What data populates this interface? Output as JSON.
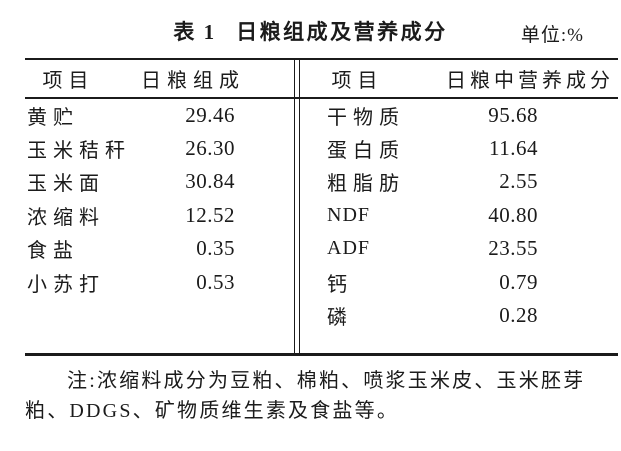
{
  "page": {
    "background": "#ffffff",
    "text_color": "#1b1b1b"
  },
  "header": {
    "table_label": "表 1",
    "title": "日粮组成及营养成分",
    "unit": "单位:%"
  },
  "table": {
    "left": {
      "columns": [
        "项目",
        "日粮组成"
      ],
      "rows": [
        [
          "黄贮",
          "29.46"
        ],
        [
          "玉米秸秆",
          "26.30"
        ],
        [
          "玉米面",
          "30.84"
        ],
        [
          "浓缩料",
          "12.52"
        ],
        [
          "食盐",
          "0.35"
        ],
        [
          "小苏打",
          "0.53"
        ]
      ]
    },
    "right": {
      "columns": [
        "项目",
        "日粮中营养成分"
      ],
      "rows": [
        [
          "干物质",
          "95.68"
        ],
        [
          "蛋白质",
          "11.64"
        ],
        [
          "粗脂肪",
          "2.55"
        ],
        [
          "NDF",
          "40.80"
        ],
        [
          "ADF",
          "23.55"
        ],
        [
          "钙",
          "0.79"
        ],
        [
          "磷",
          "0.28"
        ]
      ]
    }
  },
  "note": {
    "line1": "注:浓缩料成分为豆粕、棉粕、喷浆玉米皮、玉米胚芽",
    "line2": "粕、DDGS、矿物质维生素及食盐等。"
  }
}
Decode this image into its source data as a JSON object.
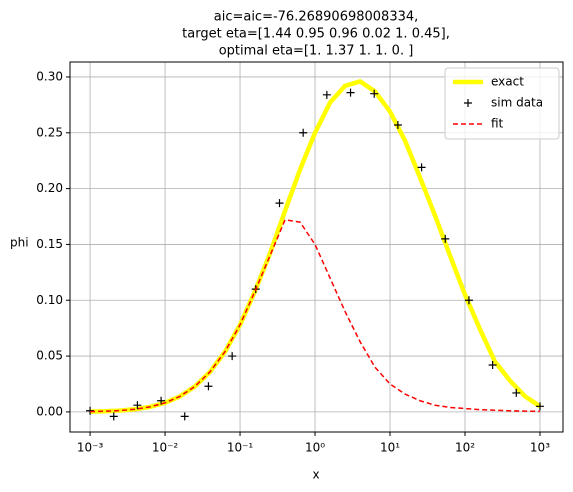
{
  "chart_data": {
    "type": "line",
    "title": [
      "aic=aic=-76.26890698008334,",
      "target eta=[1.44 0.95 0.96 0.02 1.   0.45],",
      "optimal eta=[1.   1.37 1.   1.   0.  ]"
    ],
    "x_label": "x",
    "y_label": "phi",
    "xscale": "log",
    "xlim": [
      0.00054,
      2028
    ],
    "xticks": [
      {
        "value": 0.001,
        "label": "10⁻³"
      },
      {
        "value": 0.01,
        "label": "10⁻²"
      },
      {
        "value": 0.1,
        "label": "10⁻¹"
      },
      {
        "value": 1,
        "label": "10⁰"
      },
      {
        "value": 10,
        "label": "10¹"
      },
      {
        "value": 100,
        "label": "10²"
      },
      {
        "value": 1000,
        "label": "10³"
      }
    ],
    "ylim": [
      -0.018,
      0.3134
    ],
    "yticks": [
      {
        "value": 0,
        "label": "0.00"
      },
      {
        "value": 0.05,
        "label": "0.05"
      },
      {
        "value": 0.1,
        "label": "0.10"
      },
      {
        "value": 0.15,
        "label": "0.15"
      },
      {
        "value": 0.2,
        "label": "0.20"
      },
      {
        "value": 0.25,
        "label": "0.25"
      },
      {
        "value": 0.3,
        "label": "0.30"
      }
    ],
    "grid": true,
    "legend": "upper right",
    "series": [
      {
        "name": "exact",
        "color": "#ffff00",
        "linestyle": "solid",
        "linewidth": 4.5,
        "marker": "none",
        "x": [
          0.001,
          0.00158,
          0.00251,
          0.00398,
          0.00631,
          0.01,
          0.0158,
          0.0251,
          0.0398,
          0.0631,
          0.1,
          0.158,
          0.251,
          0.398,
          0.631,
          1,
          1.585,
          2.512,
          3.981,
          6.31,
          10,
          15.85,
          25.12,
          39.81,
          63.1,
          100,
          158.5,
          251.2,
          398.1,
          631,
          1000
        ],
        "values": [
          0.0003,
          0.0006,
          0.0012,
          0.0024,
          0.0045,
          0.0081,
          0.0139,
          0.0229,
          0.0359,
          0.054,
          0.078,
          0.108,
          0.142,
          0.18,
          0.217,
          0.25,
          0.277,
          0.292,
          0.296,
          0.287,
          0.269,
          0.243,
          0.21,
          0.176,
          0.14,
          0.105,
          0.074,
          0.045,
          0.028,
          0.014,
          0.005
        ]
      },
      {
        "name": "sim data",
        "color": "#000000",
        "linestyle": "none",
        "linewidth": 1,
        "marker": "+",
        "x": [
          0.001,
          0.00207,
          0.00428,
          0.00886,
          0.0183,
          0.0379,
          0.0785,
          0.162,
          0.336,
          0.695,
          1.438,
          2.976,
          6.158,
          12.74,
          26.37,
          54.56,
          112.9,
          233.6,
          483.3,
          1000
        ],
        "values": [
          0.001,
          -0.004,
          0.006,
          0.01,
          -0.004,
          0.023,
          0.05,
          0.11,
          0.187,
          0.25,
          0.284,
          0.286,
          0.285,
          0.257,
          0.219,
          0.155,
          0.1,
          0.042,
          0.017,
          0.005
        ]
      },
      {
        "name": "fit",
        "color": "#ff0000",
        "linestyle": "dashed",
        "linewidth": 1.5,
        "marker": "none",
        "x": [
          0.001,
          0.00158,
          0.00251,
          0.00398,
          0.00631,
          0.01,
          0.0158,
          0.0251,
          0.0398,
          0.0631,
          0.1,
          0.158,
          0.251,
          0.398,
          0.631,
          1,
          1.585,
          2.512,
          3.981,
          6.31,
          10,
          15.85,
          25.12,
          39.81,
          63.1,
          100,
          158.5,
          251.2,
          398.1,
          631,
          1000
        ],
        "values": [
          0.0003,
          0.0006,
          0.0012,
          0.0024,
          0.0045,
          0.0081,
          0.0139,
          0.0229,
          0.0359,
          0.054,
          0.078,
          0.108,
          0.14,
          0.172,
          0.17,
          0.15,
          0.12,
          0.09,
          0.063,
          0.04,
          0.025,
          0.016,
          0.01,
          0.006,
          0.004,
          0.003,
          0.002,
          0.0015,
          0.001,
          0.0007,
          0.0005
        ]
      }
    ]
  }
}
───
SHORT TASK: Repeat the data exactly in full, omitting its pictures.

WORKED ANSWER:
What data populates this interface? Output as JSON.
{
  "page": {
    "background": "#ffffff",
    "text_color": "#1b1b1b"
  },
  "header": {
    "table_label": "表 1",
    "title": "日粮组成及营养成分",
    "unit": "单位:%"
  },
  "table": {
    "left": {
      "columns": [
        "项目",
        "日粮组成"
      ],
      "rows": [
        [
          "黄贮",
          "29.46"
        ],
        [
          "玉米秸秆",
          "26.30"
        ],
        [
          "玉米面",
          "30.84"
        ],
        [
          "浓缩料",
          "12.52"
        ],
        [
          "食盐",
          "0.35"
        ],
        [
          "小苏打",
          "0.53"
        ]
      ]
    },
    "right": {
      "columns": [
        "项目",
        "日粮中营养成分"
      ],
      "rows": [
        [
          "干物质",
          "95.68"
        ],
        [
          "蛋白质",
          "11.64"
        ],
        [
          "粗脂肪",
          "2.55"
        ],
        [
          "NDF",
          "40.80"
        ],
        [
          "ADF",
          "23.55"
        ],
        [
          "钙",
          "0.79"
        ],
        [
          "磷",
          "0.28"
        ]
      ]
    }
  },
  "note": {
    "line1": "注:浓缩料成分为豆粕、棉粕、喷浆玉米皮、玉米胚芽",
    "line2": "粕、DDGS、矿物质维生素及食盐等。"
  }
}
Decode this image into its source data as a JSON object.
{
  "chart_data": {
    "type": "line",
    "title": [
      "aic=aic=-76.26890698008334,",
      "target eta=[1.44 0.95 0.96 0.02 1.   0.45],",
      "optimal eta=[1.   1.37 1.   1.   0.  ]"
    ],
    "x_label": "x",
    "y_label": "phi",
    "xscale": "log",
    "xlim": [
      0.00054,
      2028
    ],
    "xticks": [
      {
        "value": 0.001,
        "label": "10⁻³"
      },
      {
        "value": 0.01,
        "label": "10⁻²"
      },
      {
        "value": 0.1,
        "label": "10⁻¹"
      },
      {
        "value": 1,
        "label": "10⁰"
      },
      {
        "value": 10,
        "label": "10¹"
      },
      {
        "value": 100,
        "label": "10²"
      },
      {
        "value": 1000,
        "label": "10³"
      }
    ],
    "ylim": [
      -0.018,
      0.3134
    ],
    "yticks": [
      {
        "value": 0,
        "label": "0.00"
      },
      {
        "value": 0.05,
        "label": "0.05"
      },
      {
        "value": 0.1,
        "label": "0.10"
      },
      {
        "value": 0.15,
        "label": "0.15"
      },
      {
        "value": 0.2,
        "label": "0.20"
      },
      {
        "value": 0.25,
        "label": "0.25"
      },
      {
        "value": 0.3,
        "label": "0.30"
      }
    ],
    "grid": true,
    "legend": "upper right",
    "series": [
      {
        "name": "exact",
        "color": "#ffff00",
        "linestyle": "solid",
        "linewidth": 4.5,
        "marker": "none",
        "x": [
          0.001,
          0.00158,
          0.00251,
          0.00398,
          0.00631,
          0.01,
          0.0158,
          0.0251,
          0.0398,
          0.0631,
          0.1,
          0.158,
          0.251,
          0.398,
          0.631,
          1,
          1.585,
          2.512,
          3.981,
          6.31,
          10,
          15.85,
          25.12,
          39.81,
          63.1,
          100,
          158.5,
          251.2,
          398.1,
          631,
          1000
        ],
        "values": [
          0.0003,
          0.0006,
          0.0012,
          0.0024,
          0.0045,
          0.0081,
          0.0139,
          0.0229,
          0.0359,
          0.054,
          0.078,
          0.108,
          0.142,
          0.18,
          0.217,
          0.25,
          0.277,
          0.292,
          0.296,
          0.287,
          0.269,
          0.243,
          0.21,
          0.176,
          0.14,
          0.105,
          0.074,
          0.045,
          0.028,
          0.014,
          0.005
        ]
      },
      {
        "name": "sim data",
        "color": "#000000",
        "linestyle": "none",
        "linewidth": 1,
        "marker": "+",
        "x": [
          0.001,
          0.00207,
          0.00428,
          0.00886,
          0.0183,
          0.0379,
          0.0785,
          0.162,
          0.336,
          0.695,
          1.438,
          2.976,
          6.158,
          12.74,
          26.37,
          54.56,
          112.9,
          233.6,
          483.3,
          1000
        ],
        "values": [
          0.001,
          -0.004,
          0.006,
          0.01,
          -0.004,
          0.023,
          0.05,
          0.11,
          0.187,
          0.25,
          0.284,
          0.286,
          0.285,
          0.257,
          0.219,
          0.155,
          0.1,
          0.042,
          0.017,
          0.005
        ]
      },
      {
        "name": "fit",
        "color": "#ff0000",
        "linestyle": "dashed",
        "linewidth": 1.5,
        "marker": "none",
        "x": [
          0.001,
          0.00158,
          0.00251,
          0.00398,
          0.00631,
          0.01,
          0.0158,
          0.0251,
          0.0398,
          0.0631,
          0.1,
          0.158,
          0.251,
          0.398,
          0.631,
          1,
          1.585,
          2.512,
          3.981,
          6.31,
          10,
          15.85,
          25.12,
          39.81,
          63.1,
          100,
          158.5,
          251.2,
          398.1,
          631,
          1000
        ],
        "values": [
          0.0003,
          0.0006,
          0.0012,
          0.0024,
          0.0045,
          0.0081,
          0.0139,
          0.0229,
          0.0359,
          0.054,
          0.078,
          0.108,
          0.14,
          0.172,
          0.17,
          0.15,
          0.12,
          0.09,
          0.063,
          0.04,
          0.025,
          0.016,
          0.01,
          0.006,
          0.004,
          0.003,
          0.002,
          0.0015,
          0.001,
          0.0007,
          0.0005
        ]
      }
    ]
  }
}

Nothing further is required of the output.